- The data
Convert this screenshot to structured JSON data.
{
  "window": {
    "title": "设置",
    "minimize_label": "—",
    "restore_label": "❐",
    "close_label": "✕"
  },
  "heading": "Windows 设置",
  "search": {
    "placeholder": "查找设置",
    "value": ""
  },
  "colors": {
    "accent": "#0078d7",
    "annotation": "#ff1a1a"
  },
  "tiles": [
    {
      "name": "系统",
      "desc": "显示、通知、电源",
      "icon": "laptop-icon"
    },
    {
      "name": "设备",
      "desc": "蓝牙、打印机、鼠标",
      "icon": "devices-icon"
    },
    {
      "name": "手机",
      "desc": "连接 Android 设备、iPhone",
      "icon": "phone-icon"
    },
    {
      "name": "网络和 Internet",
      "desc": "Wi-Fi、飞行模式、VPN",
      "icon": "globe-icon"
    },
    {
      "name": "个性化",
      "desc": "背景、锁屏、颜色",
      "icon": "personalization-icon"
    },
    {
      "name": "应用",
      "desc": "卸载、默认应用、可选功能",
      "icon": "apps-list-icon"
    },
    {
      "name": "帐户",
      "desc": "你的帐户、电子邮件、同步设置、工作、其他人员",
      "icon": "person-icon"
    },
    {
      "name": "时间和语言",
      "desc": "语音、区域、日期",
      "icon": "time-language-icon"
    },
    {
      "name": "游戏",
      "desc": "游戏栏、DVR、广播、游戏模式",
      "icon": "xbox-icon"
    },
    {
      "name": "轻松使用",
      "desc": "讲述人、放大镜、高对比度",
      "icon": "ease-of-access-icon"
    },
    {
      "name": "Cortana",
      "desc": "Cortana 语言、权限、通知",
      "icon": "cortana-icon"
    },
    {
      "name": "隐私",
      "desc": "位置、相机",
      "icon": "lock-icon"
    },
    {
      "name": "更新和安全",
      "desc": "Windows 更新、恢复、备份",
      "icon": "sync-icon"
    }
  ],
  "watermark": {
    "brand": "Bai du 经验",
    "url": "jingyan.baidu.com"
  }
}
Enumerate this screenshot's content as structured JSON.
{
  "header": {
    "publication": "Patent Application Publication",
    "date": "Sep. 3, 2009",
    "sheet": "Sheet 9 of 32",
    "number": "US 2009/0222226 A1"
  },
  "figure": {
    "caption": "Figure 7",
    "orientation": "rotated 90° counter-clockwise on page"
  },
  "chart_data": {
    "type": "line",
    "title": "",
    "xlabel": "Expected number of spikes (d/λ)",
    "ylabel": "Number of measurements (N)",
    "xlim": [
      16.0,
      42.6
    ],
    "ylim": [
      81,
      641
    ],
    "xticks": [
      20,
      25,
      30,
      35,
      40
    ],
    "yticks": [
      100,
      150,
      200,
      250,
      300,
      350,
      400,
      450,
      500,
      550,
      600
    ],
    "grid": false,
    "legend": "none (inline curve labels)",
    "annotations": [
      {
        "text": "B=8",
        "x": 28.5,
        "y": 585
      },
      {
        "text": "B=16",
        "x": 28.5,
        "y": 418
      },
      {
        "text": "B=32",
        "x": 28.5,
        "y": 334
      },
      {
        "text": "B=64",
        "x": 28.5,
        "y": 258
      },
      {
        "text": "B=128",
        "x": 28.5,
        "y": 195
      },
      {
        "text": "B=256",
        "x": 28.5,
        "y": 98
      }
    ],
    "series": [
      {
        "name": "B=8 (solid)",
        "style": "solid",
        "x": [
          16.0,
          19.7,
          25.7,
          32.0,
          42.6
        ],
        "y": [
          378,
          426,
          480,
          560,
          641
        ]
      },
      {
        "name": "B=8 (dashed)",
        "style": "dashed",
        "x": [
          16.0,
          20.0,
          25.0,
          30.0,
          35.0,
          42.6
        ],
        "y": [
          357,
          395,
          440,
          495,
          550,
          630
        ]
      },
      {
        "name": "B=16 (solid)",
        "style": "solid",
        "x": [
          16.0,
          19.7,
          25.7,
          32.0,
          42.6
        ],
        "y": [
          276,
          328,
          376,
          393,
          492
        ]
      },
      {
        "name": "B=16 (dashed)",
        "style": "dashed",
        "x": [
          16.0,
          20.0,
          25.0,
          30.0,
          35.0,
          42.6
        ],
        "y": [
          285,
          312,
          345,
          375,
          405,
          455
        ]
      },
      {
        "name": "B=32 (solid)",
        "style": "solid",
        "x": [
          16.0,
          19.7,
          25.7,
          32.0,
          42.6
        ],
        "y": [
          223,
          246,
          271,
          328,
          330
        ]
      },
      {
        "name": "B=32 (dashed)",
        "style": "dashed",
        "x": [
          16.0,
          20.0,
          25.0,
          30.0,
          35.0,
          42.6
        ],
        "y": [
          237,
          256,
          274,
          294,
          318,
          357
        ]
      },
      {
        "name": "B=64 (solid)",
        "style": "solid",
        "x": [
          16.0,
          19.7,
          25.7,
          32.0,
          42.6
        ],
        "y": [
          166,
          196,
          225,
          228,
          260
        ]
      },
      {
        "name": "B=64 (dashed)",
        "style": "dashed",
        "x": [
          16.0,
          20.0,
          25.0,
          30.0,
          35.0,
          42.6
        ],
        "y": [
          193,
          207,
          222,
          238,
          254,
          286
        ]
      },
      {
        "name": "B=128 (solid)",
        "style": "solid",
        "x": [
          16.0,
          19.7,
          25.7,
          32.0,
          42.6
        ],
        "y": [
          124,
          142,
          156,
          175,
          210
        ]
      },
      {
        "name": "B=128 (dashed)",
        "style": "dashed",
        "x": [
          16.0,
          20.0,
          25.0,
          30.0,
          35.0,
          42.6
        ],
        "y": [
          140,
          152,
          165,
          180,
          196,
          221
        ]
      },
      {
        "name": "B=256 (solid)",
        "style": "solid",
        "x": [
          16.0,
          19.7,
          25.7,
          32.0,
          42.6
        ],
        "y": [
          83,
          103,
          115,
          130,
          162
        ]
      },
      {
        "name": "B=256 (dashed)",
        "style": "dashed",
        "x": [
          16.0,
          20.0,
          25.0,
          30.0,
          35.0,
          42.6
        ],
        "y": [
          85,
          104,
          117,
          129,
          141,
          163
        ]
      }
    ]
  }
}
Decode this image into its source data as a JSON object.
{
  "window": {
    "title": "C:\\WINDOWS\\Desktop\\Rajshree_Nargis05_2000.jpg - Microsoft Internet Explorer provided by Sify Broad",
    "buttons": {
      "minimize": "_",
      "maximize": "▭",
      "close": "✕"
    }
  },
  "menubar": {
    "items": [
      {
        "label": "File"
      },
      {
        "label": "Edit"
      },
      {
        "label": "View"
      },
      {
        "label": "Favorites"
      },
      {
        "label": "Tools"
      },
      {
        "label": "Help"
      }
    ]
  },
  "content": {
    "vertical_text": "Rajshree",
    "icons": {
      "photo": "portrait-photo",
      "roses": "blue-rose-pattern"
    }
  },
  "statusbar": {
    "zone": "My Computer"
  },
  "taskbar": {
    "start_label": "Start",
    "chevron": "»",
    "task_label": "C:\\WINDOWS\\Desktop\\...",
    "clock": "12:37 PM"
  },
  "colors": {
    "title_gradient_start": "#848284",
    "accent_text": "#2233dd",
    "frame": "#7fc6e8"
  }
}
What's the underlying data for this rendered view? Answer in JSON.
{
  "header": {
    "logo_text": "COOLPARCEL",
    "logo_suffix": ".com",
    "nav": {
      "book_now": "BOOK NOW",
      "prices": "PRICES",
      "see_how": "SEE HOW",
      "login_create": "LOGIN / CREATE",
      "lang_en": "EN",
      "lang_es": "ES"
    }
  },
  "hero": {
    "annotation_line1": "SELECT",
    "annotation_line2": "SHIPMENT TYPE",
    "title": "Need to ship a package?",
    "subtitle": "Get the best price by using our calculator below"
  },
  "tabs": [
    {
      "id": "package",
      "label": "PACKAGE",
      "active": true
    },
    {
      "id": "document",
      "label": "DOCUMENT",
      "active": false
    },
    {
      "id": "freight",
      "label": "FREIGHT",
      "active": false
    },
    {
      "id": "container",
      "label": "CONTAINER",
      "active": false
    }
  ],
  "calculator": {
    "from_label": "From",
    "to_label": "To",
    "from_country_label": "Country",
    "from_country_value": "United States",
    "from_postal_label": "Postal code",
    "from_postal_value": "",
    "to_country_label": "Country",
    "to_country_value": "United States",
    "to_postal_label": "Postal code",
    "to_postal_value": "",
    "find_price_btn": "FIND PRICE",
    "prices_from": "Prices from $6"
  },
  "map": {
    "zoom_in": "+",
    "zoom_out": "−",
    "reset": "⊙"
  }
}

- Written instruction
Using the records above, find and show each line with the string "States".

- Exercise response
    "from_country_value": "United States",
    "to_country_value": "United States",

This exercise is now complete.